## START

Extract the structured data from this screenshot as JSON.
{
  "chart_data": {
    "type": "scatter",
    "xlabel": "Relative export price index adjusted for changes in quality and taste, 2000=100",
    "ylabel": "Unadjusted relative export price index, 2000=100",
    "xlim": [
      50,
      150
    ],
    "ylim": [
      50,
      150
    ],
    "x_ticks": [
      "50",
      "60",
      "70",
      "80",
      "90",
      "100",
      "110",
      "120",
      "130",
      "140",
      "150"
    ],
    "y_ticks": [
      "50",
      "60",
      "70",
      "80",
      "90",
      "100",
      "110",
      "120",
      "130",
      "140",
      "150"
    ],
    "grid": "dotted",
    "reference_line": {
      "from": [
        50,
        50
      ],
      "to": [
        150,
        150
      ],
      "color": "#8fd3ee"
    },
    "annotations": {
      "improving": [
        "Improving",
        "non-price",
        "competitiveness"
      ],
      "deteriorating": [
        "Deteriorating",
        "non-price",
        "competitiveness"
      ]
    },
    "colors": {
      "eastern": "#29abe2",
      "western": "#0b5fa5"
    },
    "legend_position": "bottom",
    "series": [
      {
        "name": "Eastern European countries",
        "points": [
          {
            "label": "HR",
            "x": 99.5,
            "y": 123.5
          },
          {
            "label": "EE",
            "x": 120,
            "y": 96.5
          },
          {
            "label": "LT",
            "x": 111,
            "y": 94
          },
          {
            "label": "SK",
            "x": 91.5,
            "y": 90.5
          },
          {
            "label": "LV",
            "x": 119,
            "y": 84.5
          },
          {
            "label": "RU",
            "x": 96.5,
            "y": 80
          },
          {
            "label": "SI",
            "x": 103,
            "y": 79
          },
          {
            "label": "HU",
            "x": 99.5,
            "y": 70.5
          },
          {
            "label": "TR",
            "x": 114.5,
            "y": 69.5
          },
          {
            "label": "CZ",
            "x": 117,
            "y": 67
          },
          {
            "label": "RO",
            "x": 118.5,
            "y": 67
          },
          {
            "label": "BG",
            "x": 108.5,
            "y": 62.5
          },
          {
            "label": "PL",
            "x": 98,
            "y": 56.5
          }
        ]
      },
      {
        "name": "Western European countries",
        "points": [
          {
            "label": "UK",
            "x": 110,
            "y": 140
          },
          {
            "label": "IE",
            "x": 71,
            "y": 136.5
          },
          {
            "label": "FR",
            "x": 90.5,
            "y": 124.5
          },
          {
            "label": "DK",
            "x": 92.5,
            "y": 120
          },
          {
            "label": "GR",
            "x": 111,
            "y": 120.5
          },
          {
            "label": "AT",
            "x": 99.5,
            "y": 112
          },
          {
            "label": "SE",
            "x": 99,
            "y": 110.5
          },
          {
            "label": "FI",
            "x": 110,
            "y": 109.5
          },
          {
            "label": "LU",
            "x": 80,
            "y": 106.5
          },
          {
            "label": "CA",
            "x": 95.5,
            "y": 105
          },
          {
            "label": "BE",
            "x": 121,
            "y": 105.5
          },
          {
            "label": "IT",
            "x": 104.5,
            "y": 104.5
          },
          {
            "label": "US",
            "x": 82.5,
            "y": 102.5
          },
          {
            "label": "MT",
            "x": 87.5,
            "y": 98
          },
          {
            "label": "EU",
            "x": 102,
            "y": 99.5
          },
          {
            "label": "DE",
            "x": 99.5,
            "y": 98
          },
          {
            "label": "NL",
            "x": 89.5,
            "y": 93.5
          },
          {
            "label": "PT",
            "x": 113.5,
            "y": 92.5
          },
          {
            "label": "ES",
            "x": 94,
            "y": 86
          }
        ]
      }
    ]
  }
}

## END

• [Task objective] The listing above must be transcribed exactly, line by line.

• [Task answer]
Extract the structured data from this screenshot as JSON.
{
  "chart_data": {
    "type": "scatter",
    "xlabel": "Relative export price index adjusted for changes in quality and taste, 2000=100",
    "ylabel": "Unadjusted relative export price index, 2000=100",
    "xlim": [
      50,
      150
    ],
    "ylim": [
      50,
      150
    ],
    "x_ticks": [
      "50",
      "60",
      "70",
      "80",
      "90",
      "100",
      "110",
      "120",
      "130",
      "140",
      "150"
    ],
    "y_ticks": [
      "50",
      "60",
      "70",
      "80",
      "90",
      "100",
      "110",
      "120",
      "130",
      "140",
      "150"
    ],
    "grid": "dotted",
    "reference_line": {
      "from": [
        50,
        50
      ],
      "to": [
        150,
        150
      ],
      "color": "#8fd3ee"
    },
    "annotations": {
      "improving": [
        "Improving",
        "non-price",
        "competitiveness"
      ],
      "deteriorating": [
        "Deteriorating",
        "non-price",
        "competitiveness"
      ]
    },
    "colors": {
      "eastern": "#29abe2",
      "western": "#0b5fa5"
    },
    "legend_position": "bottom",
    "series": [
      {
        "name": "Eastern European countries",
        "points": [
          {
            "label": "HR",
            "x": 99.5,
            "y": 123.5
          },
          {
            "label": "EE",
            "x": 120,
            "y": 96.5
          },
          {
            "label": "LT",
            "x": 111,
            "y": 94
          },
          {
            "label": "SK",
            "x": 91.5,
            "y": 90.5
          },
          {
            "label": "LV",
            "x": 119,
            "y": 84.5
          },
          {
            "label": "RU",
            "x": 96.5,
            "y": 80
          },
          {
            "label": "SI",
            "x": 103,
            "y": 79
          },
          {
            "label": "HU",
            "x": 99.5,
            "y": 70.5
          },
          {
            "label": "TR",
            "x": 114.5,
            "y": 69.5
          },
          {
            "label": "CZ",
            "x": 117,
            "y": 67
          },
          {
            "label": "RO",
            "x": 118.5,
            "y": 67
          },
          {
            "label": "BG",
            "x": 108.5,
            "y": 62.5
          },
          {
            "label": "PL",
            "x": 98,
            "y": 56.5
          }
        ]
      },
      {
        "name": "Western European countries",
        "points": [
          {
            "label": "UK",
            "x": 110,
            "y": 140
          },
          {
            "label": "IE",
            "x": 71,
            "y": 136.5
          },
          {
            "label": "FR",
            "x": 90.5,
            "y": 124.5
          },
          {
            "label": "DK",
            "x": 92.5,
            "y": 120
          },
          {
            "label": "GR",
            "x": 111,
            "y": 120.5
          },
          {
            "label": "AT",
            "x": 99.5,
            "y": 112
          },
          {
            "label": "SE",
            "x": 99,
            "y": 110.5
          },
          {
            "label": "FI",
            "x": 110,
            "y": 109.5
          },
          {
            "label": "LU",
            "x": 80,
            "y": 106.5
          },
          {
            "label": "CA",
            "x": 95.5,
            "y": 105
          },
          {
            "label": "BE",
            "x": 121,
            "y": 105.5
          },
          {
            "label": "IT",
            "x": 104.5,
            "y": 104.5
          },
          {
            "label": "US",
            "x": 82.5,
            "y": 102.5
          },
          {
            "label": "MT",
            "x": 87.5,
            "y": 98
          },
          {
            "label": "EU",
            "x": 102,
            "y": 99.5
          },
          {
            "label": "DE",
            "x": 99.5,
            "y": 98
          },
          {
            "label": "NL",
            "x": 89.5,
            "y": 93.5
          },
          {
            "label": "PT",
            "x": 113.5,
            "y": 92.5
          },
          {
            "label": "ES",
            "x": 94,
            "y": 86
          }
        ]
      }
    ]
  }
}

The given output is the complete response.